(Dataset entries)
* * * *
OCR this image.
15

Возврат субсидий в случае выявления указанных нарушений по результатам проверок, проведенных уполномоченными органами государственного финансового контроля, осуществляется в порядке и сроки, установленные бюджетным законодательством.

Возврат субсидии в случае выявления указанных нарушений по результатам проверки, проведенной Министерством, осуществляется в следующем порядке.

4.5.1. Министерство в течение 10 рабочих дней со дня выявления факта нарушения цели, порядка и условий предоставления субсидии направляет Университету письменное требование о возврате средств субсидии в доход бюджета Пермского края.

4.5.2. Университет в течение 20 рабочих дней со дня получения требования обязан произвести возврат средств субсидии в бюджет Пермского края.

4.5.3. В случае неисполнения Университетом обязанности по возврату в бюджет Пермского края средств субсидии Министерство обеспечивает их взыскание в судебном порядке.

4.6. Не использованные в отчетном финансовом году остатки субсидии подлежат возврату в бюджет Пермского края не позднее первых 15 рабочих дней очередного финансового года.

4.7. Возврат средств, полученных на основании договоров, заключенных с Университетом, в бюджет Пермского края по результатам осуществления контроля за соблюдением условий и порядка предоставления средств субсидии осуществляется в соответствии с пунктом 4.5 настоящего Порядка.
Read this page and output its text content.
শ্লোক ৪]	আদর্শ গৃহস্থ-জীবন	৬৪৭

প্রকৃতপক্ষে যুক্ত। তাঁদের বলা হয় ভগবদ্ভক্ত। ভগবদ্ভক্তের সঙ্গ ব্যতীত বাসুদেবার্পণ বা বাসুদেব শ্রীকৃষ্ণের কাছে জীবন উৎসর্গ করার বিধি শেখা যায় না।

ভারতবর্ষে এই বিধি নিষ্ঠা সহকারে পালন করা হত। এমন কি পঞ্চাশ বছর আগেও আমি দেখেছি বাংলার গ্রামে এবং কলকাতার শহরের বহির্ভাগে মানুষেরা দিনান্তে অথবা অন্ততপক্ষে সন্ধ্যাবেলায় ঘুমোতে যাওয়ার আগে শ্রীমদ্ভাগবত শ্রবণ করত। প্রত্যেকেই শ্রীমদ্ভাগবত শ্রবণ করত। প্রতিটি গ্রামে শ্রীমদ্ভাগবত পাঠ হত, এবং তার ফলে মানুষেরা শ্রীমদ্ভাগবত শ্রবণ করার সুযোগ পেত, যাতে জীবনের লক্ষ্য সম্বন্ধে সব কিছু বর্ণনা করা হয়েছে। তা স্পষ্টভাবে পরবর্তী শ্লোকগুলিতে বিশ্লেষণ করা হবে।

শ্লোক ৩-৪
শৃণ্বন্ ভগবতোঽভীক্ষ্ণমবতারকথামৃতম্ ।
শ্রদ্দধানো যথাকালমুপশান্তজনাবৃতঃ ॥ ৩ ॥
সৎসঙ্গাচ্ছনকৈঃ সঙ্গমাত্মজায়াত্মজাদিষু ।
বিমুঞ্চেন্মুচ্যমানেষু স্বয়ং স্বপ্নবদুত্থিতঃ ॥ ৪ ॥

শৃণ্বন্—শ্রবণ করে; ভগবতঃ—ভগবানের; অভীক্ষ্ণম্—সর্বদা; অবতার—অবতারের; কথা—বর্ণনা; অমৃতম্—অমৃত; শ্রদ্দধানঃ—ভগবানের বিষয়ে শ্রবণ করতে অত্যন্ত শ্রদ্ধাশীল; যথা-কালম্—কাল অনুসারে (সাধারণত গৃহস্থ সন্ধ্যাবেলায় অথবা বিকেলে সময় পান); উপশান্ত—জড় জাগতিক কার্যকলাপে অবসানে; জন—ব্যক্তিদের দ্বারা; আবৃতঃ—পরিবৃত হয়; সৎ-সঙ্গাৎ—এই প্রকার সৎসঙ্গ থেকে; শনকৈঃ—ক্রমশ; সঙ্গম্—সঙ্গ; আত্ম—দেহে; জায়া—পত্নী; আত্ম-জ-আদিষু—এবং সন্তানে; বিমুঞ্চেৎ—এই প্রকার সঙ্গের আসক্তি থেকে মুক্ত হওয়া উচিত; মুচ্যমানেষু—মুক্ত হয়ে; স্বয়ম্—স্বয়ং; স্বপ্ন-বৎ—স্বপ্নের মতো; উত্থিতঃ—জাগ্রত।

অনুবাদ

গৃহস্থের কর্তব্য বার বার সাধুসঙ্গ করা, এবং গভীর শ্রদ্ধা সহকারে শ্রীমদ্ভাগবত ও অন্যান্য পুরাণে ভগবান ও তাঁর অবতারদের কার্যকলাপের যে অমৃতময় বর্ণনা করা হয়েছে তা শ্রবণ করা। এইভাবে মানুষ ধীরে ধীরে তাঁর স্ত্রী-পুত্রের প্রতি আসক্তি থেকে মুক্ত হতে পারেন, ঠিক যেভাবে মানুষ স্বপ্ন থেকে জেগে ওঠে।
* * * *
### DIRECTIONS FOR THIS TASK
Transcribe all lines as written.

### ANSWER TO THE PROBLEM
OCR this image.
15

Возврат субсидий в случае выявления указанных нарушений по результатам проверок, проведенных уполномоченными органами государственного финансового контроля, осуществляется в порядке и сроки, установленные бюджетным законодательством.

Возврат субсидии в случае выявления указанных нарушений по результатам проверки, проведенной Министерством, осуществляется в следующем порядке.

4.5.1. Министерство в течение 10 рабочих дней со дня выявления факта нарушения цели, порядка и условий предоставления субсидии направляет Университету письменное требование о возврате средств субсидии в доход бюджета Пермского края.

4.5.2. Университет в течение 20 рабочих дней со дня получения требования обязан произвести возврат средств субсидии в бюджет Пермского края.

4.5.3. В случае неисполнения Университетом обязанности по возврату в бюджет Пермского края средств субсидии Министерство обеспечивает их взыскание в судебном порядке.

4.6. Не использованные в отчетном финансовом году остатки субсидии подлежат возврату в бюджет Пермского края не позднее первых 15 рабочих дней очередного финансового года.

4.7. Возврат средств, полученных на основании договоров, заключенных с Университетом, в бюджет Пермского края по результатам осуществления контроля за соблюдением условий и порядка предоставления средств субсидии осуществляется в соответствии с пунктом 4.5 настоящего Порядка.
Read this page and output its text content.
শ্লোক ৪]	আদর্শ গৃহস্থ-জীবন	৬৪৭

প্রকৃতপক্ষে যুক্ত। তাঁদের বলা হয় ভগবদ্ভক্ত। ভগবদ্ভক্তের সঙ্গ ব্যতীত বাসুদেবার্পণ বা বাসুদেব শ্রীকৃষ্ণের কাছে জীবন উৎসর্গ করার বিধি শেখা যায় না।

ভারতবর্ষে এই বিধি নিষ্ঠা সহকারে পালন করা হত। এমন কি পঞ্চাশ বছর আগেও আমি দেখেছি বাংলার গ্রামে এবং কলকাতার শহরের বহির্ভাগে মানুষেরা দিনান্তে অথবা অন্ততপক্ষে সন্ধ্যাবেলায় ঘুমোতে যাওয়ার আগে শ্রীমদ্ভাগবত শ্রবণ করত। প্রত্যেকেই শ্রীমদ্ভাগবত শ্রবণ করত। প্রতিটি গ্রামে শ্রীমদ্ভাগবত পাঠ হত, এবং তার ফলে মানুষেরা শ্রীমদ্ভাগবত শ্রবণ করার সুযোগ পেত, যাতে জীবনের লক্ষ্য সম্বন্ধে সব কিছু বর্ণনা করা হয়েছে। তা স্পষ্টভাবে পরবর্তী শ্লোকগুলিতে বিশ্লেষণ করা হবে।

শ্লোক ৩-৪
শৃণ্বন্ ভগবতোঽভীক্ষ্ণমবতারকথামৃতম্ ।
শ্রদ্দধানো যথাকালমুপশান্তজনাবৃতঃ ॥ ৩ ॥
সৎসঙ্গাচ্ছনকৈঃ সঙ্গমাত্মজায়াত্মজাদিষু ।
বিমুঞ্চেন্মুচ্যমানেষু স্বয়ং স্বপ্নবদুত্থিতঃ ॥ ৪ ॥

শৃণ্বন্—শ্রবণ করে; ভগবতঃ—ভগবানের; অভীক্ষ্ণম্—সর্বদা; অবতার—অবতারের; কথা—বর্ণনা; অমৃতম্—অমৃত; শ্রদ্দধানঃ—ভগবানের বিষয়ে শ্রবণ করতে অত্যন্ত শ্রদ্ধাশীল; যথা-কালম্—কাল অনুসারে (সাধারণত গৃহস্থ সন্ধ্যাবেলায় অথবা বিকেলে সময় পান); উপশান্ত—জড় জাগতিক কার্যকলাপে অবসানে; জন—ব্যক্তিদের দ্বারা; আবৃতঃ—পরিবৃত হয়; সৎ-সঙ্গাৎ—এই প্রকার সৎসঙ্গ থেকে; শনকৈঃ—ক্রমশ; সঙ্গম্—সঙ্গ; আত্ম—দেহে; জায়া—পত্নী; আত্ম-জ-আদিষু—এবং সন্তানে; বিমুঞ্চেৎ—এই প্রকার সঙ্গের আসক্তি থেকে মুক্ত হওয়া উচিত; মুচ্যমানেষু—মুক্ত হয়ে; স্বয়ম্—স্বয়ং; স্বপ্ন-বৎ—স্বপ্নের মতো; উত্থিতঃ—জাগ্রত।

অনুবাদ

গৃহস্থের কর্তব্য বার বার সাধুসঙ্গ করা, এবং গভীর শ্রদ্ধা সহকারে শ্রীমদ্ভাগবত ও অন্যান্য পুরাণে ভগবান ও তাঁর অবতারদের কার্যকলাপের যে অমৃতময় বর্ণনা করা হয়েছে তা শ্রবণ করা। এইভাবে মানুষ ধীরে ধীরে তাঁর স্ত্রী-পুত্রের প্রতি আসক্তি থেকে মুক্ত হতে পারেন, ঠিক যেভাবে মানুষ স্বপ্ন থেকে জেগে ওঠে।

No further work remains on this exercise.